┌─ DATA FOR THIS EXERCISE
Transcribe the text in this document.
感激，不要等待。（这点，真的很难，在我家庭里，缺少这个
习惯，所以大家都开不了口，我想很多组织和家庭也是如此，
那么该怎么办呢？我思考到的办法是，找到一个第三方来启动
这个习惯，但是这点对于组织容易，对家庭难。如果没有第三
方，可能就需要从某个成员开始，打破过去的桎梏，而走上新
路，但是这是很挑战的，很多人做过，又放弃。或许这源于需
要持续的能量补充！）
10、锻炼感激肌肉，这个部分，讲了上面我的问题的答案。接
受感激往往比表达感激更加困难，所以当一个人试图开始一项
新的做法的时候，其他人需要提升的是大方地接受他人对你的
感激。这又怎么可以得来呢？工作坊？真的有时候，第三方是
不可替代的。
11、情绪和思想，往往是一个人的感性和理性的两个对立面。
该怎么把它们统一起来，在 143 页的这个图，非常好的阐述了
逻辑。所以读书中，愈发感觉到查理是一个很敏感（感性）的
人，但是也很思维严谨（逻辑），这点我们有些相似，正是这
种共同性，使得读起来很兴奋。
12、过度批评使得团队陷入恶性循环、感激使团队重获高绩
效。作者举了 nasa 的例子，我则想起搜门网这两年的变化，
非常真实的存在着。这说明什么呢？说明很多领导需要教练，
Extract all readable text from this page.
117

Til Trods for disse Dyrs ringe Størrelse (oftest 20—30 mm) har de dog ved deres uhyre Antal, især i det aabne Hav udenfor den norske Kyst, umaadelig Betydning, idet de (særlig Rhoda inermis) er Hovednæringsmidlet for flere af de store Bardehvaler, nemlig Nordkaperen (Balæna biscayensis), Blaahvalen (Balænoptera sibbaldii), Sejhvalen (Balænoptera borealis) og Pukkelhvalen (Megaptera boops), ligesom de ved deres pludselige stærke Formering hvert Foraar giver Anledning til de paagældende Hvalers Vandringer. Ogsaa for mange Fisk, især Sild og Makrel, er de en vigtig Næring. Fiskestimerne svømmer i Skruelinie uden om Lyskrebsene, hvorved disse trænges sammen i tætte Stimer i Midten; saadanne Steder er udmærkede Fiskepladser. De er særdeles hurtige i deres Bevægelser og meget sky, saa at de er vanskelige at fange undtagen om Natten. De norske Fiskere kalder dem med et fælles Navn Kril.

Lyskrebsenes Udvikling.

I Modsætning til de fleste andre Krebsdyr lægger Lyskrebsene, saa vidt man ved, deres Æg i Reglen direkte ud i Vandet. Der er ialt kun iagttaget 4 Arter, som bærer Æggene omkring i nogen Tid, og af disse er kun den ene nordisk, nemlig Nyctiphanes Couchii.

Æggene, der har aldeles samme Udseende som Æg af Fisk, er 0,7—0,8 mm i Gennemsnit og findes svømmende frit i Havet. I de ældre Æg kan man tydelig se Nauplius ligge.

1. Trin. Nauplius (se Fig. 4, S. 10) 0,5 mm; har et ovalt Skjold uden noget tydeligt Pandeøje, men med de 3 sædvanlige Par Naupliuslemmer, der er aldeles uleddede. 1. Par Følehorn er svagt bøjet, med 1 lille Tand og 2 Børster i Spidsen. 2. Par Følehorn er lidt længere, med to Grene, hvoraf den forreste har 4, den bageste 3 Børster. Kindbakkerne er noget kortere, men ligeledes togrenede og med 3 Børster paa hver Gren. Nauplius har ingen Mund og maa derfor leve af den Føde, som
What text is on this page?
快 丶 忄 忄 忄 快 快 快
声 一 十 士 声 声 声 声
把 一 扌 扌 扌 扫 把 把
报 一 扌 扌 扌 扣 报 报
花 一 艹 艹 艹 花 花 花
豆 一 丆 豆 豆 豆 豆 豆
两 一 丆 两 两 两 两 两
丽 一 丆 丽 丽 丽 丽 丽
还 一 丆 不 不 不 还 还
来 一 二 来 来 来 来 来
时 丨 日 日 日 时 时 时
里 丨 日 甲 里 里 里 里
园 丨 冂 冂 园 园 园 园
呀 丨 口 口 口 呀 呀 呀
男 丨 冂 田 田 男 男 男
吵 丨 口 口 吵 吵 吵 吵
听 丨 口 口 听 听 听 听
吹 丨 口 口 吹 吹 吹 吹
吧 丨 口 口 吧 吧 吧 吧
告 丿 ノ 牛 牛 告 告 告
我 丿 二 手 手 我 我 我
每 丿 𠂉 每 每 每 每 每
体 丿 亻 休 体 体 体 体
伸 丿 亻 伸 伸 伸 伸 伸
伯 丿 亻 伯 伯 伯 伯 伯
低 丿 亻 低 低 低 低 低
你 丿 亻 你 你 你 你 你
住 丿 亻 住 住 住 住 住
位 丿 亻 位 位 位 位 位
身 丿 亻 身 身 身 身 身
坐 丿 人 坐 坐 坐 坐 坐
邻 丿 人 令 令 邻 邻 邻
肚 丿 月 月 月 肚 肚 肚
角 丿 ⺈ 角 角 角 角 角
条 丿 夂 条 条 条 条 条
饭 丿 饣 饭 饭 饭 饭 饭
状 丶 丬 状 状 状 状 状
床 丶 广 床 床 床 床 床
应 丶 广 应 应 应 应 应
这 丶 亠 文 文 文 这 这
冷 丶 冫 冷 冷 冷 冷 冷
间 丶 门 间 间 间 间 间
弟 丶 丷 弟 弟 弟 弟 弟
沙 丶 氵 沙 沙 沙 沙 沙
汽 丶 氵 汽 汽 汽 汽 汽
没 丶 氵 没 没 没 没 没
└─
▶ [WHAT IS NEEDED] Check each line above for "Æggene" and return the ones that have it.

▶ [RESPONSE]
I Modsætning til de fleste andre Krebsdyr lægger Lyskrebsene, saa vidt man ved, deres Æg i Reglen direkte ud i Vandet. Der er ialt kun iagttaget 4 Arter, som bærer Æggene omkring i nogen Tid, og af disse er kun den ene nordisk, nemlig Nyctiphanes Couchii.
Æggene, der har aldeles samme Udseende som Æg af Fisk, er 0,7—0,8 mm i Gennemsnit og findes svømmende frit i Havet. I de ældre Æg kan man tydelig se Nauplius ligge.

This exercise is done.